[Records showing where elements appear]
◇ ◇ ◇

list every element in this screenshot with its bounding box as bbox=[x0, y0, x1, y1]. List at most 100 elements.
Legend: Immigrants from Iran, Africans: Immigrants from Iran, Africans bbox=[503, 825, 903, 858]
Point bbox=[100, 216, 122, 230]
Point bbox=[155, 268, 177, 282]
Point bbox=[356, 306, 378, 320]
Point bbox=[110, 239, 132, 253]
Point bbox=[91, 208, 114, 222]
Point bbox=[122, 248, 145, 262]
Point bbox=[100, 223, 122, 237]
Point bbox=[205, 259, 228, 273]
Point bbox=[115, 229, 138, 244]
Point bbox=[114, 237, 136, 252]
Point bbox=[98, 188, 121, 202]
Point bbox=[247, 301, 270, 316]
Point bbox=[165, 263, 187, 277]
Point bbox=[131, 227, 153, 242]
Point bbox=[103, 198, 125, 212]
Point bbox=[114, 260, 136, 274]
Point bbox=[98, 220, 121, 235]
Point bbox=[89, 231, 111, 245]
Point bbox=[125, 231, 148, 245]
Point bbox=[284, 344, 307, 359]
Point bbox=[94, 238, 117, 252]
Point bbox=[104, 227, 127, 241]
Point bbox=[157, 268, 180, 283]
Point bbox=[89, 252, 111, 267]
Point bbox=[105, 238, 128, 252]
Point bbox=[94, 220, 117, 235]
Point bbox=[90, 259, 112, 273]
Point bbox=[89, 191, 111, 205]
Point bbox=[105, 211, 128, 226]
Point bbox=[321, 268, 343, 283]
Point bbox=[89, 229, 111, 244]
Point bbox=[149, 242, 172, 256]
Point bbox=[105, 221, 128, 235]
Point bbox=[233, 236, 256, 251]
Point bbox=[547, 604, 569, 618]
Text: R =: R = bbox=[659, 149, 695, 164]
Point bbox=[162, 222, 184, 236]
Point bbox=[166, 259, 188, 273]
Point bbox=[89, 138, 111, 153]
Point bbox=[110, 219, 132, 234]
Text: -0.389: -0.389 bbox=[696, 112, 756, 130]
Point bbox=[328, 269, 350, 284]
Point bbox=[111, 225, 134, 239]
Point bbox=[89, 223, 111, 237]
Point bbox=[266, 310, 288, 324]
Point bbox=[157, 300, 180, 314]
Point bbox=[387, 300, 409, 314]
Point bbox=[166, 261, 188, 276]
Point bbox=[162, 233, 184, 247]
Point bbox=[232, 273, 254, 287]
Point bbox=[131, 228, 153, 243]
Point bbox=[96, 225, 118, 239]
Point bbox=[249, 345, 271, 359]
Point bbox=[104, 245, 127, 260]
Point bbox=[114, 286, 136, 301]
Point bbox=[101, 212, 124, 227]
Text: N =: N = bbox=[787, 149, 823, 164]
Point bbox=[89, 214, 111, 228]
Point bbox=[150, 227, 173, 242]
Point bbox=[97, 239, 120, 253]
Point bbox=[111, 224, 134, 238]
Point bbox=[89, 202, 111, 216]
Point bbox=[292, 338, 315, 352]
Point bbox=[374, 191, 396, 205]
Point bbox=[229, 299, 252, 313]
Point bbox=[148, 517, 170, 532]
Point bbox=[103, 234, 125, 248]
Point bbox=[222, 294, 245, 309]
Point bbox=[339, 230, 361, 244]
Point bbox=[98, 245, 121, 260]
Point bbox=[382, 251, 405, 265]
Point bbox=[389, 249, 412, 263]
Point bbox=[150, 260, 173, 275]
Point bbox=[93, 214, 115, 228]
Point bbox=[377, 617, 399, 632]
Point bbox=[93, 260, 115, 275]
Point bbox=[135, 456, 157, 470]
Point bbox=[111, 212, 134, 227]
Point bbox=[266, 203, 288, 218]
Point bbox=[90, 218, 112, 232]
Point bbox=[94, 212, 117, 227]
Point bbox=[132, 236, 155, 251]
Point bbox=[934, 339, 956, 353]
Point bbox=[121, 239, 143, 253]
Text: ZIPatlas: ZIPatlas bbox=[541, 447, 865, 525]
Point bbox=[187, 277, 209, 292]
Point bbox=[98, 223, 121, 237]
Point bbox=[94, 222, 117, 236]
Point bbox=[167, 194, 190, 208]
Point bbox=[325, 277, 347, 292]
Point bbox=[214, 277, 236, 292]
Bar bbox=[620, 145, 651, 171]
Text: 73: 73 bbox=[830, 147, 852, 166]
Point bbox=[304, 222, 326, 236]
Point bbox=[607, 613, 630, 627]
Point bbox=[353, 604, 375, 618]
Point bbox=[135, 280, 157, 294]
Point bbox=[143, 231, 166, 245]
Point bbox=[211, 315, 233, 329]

◇ ◇ ◇

• _Task directions_
Copy the records above unchanged, starting from their first line and ending with the line that holds "Point bbox=[94, 238, 117, 252]", that line included.

• _Exercise answer_
list every element in this screenshot with its bounding box as bbox=[x0, y0, x1, y1]. List at most 100 elements.
Legend: Immigrants from Iran, Africans: Immigrants from Iran, Africans bbox=[503, 825, 903, 858]
Point bbox=[100, 216, 122, 230]
Point bbox=[155, 268, 177, 282]
Point bbox=[356, 306, 378, 320]
Point bbox=[110, 239, 132, 253]
Point bbox=[91, 208, 114, 222]
Point bbox=[122, 248, 145, 262]
Point bbox=[100, 223, 122, 237]
Point bbox=[205, 259, 228, 273]
Point bbox=[115, 229, 138, 244]
Point bbox=[114, 237, 136, 252]
Point bbox=[98, 188, 121, 202]
Point bbox=[247, 301, 270, 316]
Point bbox=[165, 263, 187, 277]
Point bbox=[131, 227, 153, 242]
Point bbox=[103, 198, 125, 212]
Point bbox=[114, 260, 136, 274]
Point bbox=[98, 220, 121, 235]
Point bbox=[89, 231, 111, 245]
Point bbox=[125, 231, 148, 245]
Point bbox=[284, 344, 307, 359]
Point bbox=[94, 238, 117, 252]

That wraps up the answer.